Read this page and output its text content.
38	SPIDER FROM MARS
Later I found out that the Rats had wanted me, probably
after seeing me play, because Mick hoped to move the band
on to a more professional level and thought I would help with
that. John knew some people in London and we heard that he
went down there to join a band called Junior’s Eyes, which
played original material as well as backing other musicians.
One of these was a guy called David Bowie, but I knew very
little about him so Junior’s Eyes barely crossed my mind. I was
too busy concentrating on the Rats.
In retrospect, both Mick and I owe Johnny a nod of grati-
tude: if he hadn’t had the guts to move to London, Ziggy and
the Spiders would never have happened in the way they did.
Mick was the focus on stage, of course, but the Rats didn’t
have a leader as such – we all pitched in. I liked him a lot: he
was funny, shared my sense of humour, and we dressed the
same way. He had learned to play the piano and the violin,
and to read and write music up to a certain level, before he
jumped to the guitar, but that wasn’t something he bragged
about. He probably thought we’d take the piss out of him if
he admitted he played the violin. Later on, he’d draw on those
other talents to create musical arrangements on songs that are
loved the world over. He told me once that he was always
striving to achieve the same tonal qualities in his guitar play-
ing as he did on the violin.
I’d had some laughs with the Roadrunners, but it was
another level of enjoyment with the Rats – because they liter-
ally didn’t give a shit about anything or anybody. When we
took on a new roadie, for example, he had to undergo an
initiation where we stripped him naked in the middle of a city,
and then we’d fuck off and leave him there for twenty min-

------------

#### [Exercise goal]
Look over the listing. Pull out every line with the string "Junior" in it.

#### [Solution to this problem]
went down there to join a band called Junior’s Eyes, which
little about him so Junior’s Eyes barely crossed my mind. I was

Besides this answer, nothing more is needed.